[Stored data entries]
──────────

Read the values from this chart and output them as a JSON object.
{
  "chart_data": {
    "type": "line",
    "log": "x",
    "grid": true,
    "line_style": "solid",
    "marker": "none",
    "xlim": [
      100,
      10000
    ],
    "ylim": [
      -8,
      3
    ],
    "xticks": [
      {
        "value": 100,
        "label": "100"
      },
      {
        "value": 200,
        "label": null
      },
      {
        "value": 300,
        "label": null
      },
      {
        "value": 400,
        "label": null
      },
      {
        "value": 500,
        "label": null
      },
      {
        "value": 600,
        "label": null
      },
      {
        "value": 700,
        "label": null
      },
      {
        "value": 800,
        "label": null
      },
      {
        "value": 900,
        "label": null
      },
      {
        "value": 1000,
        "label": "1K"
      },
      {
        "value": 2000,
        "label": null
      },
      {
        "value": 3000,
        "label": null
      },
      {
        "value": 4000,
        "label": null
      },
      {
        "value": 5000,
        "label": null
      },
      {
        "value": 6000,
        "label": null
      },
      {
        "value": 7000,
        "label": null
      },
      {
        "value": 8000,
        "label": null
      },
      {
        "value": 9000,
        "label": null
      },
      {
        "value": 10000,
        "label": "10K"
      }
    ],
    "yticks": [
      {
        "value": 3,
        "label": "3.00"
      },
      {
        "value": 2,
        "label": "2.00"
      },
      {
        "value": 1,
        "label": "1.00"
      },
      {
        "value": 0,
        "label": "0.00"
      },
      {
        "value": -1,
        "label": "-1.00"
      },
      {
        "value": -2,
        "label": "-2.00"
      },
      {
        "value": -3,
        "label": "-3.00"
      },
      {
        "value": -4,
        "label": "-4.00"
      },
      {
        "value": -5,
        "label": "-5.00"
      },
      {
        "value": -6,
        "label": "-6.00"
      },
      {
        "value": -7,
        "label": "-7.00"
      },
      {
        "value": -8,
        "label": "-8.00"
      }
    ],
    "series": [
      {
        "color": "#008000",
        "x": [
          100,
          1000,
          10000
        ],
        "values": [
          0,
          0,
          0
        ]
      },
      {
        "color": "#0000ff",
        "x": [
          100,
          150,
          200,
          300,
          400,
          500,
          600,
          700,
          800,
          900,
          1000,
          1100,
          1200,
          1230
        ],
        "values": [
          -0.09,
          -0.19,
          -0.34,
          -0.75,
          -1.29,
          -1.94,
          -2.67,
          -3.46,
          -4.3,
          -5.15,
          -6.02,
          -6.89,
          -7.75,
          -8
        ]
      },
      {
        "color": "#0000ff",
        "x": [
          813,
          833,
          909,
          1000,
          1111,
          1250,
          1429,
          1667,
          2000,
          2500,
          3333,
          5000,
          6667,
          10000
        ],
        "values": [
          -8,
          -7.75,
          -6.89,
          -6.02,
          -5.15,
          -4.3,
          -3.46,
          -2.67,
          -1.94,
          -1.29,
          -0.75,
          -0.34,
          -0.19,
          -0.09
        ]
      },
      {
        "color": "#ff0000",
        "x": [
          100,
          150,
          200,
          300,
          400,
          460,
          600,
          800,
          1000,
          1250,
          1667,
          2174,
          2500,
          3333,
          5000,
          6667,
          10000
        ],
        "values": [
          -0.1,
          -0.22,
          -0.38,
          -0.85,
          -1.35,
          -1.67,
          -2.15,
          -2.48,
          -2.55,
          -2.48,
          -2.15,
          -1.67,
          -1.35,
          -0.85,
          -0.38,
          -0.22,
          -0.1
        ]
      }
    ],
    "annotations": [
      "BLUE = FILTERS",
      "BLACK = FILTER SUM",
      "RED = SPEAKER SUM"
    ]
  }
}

──────────

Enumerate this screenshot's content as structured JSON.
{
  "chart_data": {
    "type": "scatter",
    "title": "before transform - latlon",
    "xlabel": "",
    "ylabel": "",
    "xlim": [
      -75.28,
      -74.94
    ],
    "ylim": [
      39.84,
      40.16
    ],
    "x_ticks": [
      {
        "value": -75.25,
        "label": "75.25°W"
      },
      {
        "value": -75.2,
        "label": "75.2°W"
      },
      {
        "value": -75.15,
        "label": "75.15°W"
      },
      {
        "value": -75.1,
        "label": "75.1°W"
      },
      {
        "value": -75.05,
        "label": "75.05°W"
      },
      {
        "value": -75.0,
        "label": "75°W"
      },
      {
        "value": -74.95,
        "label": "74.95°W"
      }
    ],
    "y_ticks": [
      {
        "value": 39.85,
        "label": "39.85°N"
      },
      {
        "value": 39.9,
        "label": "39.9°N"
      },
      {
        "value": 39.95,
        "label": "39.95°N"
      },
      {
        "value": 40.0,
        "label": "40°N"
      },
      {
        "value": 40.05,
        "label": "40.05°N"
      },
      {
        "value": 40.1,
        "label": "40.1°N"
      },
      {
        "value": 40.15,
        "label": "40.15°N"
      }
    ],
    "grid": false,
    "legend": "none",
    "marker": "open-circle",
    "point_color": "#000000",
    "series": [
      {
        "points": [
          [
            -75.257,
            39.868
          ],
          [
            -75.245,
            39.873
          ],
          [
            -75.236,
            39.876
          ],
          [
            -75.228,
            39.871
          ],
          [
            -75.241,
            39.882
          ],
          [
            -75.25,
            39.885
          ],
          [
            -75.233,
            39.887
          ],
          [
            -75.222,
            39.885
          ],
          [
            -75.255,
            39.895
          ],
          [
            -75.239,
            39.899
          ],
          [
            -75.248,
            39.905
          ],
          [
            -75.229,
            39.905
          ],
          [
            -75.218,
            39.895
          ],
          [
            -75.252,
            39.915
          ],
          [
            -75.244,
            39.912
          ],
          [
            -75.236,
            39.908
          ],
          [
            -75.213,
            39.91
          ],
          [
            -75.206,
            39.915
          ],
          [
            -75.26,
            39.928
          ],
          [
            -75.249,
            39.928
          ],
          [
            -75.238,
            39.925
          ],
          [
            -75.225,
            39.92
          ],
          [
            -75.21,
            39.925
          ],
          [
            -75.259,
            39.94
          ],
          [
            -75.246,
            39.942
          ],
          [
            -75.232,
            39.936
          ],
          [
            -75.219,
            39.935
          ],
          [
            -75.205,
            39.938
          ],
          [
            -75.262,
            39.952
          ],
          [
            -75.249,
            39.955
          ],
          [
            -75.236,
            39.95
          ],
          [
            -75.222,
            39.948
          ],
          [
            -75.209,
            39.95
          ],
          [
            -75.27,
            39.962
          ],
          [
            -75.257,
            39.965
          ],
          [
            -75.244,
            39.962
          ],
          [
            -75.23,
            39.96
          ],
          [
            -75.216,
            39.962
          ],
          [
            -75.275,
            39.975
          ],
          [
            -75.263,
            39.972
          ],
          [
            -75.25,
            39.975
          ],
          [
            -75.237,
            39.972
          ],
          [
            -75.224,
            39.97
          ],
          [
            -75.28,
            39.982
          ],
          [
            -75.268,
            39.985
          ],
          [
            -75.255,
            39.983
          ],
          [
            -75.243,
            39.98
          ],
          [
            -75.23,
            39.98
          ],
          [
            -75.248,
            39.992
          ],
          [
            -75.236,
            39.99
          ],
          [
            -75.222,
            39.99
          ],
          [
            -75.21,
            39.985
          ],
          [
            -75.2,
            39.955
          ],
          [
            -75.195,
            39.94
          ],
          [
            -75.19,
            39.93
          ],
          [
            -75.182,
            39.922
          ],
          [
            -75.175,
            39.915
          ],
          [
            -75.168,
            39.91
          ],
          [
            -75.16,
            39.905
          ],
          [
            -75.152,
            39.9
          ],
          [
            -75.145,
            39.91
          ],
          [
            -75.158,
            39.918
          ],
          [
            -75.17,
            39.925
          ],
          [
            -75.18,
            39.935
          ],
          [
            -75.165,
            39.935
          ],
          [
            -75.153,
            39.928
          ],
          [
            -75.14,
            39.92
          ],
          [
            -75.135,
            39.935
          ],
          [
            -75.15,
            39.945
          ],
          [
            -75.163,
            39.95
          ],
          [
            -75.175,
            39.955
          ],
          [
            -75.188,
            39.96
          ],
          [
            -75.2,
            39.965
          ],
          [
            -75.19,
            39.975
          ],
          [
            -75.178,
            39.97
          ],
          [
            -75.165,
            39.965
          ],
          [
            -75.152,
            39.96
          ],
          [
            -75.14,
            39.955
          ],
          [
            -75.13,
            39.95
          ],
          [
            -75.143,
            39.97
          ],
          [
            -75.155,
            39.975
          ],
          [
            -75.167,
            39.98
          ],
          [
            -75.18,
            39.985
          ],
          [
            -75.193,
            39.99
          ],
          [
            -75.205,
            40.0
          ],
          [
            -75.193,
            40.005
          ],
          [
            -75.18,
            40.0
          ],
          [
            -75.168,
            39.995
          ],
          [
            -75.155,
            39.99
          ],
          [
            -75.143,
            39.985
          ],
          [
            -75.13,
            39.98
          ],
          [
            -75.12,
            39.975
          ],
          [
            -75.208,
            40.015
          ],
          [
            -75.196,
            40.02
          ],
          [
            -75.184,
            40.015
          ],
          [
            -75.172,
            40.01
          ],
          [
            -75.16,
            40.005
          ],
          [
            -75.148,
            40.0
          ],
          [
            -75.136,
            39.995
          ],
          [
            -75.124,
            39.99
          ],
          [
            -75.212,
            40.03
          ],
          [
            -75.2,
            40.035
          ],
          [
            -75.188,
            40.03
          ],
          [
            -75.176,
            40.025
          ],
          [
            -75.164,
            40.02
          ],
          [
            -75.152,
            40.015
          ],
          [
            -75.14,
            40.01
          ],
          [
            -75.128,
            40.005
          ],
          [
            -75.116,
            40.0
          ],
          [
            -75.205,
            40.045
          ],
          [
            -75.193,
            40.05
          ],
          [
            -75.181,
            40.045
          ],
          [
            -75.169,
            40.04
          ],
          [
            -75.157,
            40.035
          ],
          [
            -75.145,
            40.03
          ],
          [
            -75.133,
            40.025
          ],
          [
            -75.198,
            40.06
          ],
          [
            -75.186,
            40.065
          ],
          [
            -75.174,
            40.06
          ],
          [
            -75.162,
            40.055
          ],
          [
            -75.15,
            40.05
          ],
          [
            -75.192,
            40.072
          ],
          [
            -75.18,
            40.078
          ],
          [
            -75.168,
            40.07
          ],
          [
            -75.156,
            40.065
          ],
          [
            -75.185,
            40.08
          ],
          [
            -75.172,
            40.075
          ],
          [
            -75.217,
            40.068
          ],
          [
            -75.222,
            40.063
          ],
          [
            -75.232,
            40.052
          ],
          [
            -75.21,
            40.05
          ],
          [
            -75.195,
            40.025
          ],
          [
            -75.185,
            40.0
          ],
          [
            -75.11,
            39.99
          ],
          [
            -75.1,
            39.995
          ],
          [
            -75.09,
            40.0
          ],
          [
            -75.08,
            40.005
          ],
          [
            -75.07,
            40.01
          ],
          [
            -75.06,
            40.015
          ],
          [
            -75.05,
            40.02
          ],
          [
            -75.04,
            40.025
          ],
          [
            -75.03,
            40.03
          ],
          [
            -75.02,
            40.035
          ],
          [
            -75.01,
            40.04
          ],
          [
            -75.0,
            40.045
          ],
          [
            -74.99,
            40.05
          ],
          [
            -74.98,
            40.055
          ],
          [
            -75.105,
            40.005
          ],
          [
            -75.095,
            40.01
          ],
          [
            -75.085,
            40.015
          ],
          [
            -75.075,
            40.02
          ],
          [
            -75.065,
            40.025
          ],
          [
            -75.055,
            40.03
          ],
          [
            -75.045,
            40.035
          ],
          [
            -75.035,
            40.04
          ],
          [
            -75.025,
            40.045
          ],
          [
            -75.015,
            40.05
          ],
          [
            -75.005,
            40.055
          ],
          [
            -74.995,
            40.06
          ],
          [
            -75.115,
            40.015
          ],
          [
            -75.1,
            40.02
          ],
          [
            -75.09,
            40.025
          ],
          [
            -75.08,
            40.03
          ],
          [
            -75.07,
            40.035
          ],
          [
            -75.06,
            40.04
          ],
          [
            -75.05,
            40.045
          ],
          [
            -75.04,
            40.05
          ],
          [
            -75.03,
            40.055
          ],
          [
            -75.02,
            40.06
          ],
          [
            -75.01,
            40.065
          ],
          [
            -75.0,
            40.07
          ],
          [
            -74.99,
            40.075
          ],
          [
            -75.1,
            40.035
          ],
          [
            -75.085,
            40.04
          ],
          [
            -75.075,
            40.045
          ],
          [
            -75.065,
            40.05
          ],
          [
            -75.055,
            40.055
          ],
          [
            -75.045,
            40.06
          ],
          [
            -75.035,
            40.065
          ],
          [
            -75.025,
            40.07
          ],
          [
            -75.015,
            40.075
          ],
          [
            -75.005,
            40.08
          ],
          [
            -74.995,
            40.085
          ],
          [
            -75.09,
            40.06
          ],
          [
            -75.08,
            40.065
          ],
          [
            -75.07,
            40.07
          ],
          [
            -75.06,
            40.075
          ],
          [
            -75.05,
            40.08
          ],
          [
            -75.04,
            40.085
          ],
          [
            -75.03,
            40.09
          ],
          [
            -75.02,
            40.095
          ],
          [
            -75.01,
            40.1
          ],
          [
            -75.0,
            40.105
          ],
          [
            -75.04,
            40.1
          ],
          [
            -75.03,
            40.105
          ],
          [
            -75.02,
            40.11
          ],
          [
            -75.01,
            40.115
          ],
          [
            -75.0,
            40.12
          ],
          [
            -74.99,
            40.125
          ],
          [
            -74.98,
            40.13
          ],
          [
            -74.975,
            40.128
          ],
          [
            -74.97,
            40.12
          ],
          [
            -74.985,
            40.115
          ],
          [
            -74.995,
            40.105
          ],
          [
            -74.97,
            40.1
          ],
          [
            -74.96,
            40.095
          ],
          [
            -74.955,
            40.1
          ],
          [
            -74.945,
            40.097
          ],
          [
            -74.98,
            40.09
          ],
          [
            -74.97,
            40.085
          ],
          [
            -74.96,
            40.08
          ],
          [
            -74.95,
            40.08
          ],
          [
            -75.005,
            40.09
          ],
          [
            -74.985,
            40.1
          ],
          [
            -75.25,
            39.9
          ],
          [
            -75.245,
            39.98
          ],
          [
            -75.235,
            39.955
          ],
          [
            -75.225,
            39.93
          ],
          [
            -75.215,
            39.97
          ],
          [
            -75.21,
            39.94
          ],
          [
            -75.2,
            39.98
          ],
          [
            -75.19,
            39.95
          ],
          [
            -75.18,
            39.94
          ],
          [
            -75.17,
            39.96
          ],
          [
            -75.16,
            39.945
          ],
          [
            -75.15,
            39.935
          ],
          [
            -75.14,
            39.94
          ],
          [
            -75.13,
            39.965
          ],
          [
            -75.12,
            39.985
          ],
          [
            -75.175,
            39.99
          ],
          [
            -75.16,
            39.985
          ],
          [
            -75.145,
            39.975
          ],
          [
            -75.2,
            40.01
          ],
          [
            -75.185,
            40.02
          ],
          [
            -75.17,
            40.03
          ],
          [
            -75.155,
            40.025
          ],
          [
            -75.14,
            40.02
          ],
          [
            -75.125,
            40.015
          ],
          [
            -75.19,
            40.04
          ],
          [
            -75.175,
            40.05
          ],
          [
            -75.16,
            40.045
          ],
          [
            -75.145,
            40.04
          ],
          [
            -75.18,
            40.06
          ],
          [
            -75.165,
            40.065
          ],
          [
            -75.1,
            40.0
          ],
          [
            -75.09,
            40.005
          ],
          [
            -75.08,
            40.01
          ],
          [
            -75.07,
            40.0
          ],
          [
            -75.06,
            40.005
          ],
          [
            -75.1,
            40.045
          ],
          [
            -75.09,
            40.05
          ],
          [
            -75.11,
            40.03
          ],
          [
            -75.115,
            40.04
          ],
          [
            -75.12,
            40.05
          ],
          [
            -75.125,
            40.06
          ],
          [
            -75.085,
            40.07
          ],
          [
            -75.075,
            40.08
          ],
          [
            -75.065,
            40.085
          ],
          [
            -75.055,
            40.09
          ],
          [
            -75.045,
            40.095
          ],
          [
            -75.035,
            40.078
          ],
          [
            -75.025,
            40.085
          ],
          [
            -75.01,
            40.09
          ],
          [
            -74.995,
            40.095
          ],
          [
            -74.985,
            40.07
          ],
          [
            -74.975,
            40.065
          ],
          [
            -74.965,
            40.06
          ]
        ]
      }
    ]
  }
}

──────────

BRIEF =
The answer is a single number, the count of lines in the records that contain the string "this".

ANSWER IN FULL =
2